▸ Task details: Repeat all the material exactly; pictures stay out of your copy.

Data entries:
----
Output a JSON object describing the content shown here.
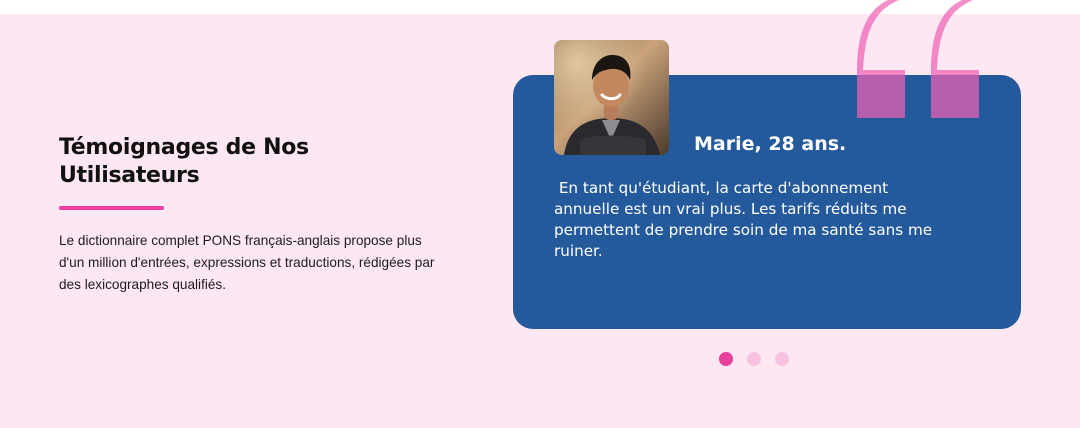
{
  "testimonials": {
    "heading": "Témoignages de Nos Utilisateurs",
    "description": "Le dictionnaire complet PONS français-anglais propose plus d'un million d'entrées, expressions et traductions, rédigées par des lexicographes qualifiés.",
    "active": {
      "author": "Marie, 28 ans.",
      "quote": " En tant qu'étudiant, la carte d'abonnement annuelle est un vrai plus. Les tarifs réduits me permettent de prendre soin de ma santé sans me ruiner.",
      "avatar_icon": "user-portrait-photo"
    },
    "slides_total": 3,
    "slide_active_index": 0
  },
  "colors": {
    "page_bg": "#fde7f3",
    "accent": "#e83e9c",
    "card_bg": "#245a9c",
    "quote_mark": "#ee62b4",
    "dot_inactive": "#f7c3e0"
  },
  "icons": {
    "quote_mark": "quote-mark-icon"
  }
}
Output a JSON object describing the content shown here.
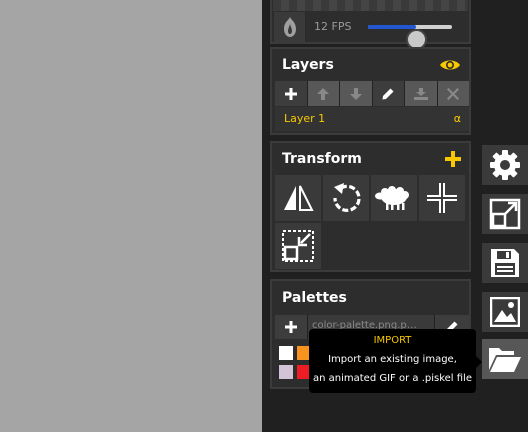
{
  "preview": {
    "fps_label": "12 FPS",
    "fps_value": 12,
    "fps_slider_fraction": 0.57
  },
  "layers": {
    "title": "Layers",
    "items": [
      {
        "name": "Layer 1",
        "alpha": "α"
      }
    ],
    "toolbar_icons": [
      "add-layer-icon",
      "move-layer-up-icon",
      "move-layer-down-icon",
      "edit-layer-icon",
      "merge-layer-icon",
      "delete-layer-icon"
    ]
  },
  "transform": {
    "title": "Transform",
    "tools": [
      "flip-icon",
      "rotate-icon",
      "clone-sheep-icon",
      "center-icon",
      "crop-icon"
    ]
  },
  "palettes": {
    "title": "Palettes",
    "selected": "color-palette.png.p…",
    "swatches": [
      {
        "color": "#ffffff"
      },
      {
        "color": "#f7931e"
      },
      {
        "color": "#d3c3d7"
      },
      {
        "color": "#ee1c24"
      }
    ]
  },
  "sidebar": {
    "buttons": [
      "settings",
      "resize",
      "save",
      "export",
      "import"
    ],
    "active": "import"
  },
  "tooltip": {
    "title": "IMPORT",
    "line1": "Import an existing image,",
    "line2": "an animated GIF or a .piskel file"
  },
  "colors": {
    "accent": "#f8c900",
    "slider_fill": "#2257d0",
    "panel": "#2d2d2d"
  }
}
----
▸ Solution for this problem:
Output a JSON object describing the content shown here.
{
  "testimonials": {
    "heading": "Témoignages de Nos Utilisateurs",
    "description": "Le dictionnaire complet PONS français-anglais propose plus d'un million d'entrées, expressions et traductions, rédigées par des lexicographes qualifiés.",
    "active": {
      "author": "Marie, 28 ans.",
      "quote": " En tant qu'étudiant, la carte d'abonnement annuelle est un vrai plus. Les tarifs réduits me permettent de prendre soin de ma santé sans me ruiner.",
      "avatar_icon": "user-portrait-photo"
    },
    "slides_total": 3,
    "slide_active_index": 0
  },
  "colors": {
    "page_bg": "#fde7f3",
    "accent": "#e83e9c",
    "card_bg": "#245a9c",
    "quote_mark": "#ee62b4",
    "dot_inactive": "#f7c3e0"
  },
  "icons": {
    "quote_mark": "quote-mark-icon"
  }
}
Output a JSON object describing the content shown here.
{
  "preview": {
    "fps_label": "12 FPS",
    "fps_value": 12,
    "fps_slider_fraction": 0.57
  },
  "layers": {
    "title": "Layers",
    "items": [
      {
        "name": "Layer 1",
        "alpha": "α"
      }
    ],
    "toolbar_icons": [
      "add-layer-icon",
      "move-layer-up-icon",
      "move-layer-down-icon",
      "edit-layer-icon",
      "merge-layer-icon",
      "delete-layer-icon"
    ]
  },
  "transform": {
    "title": "Transform",
    "tools": [
      "flip-icon",
      "rotate-icon",
      "clone-sheep-icon",
      "center-icon",
      "crop-icon"
    ]
  },
  "palettes": {
    "title": "Palettes",
    "selected": "color-palette.png.p…",
    "swatches": [
      {
        "color": "#ffffff"
      },
      {
        "color": "#f7931e"
      },
      {
        "color": "#d3c3d7"
      },
      {
        "color": "#ee1c24"
      }
    ]
  },
  "sidebar": {
    "buttons": [
      "settings",
      "resize",
      "save",
      "export",
      "import"
    ],
    "active": "import"
  },
  "tooltip": {
    "title": "IMPORT",
    "line1": "Import an existing image,",
    "line2": "an animated GIF or a .piskel file"
  },
  "colors": {
    "accent": "#f8c900",
    "slider_fill": "#2257d0",
    "panel": "#2d2d2d"
  }
}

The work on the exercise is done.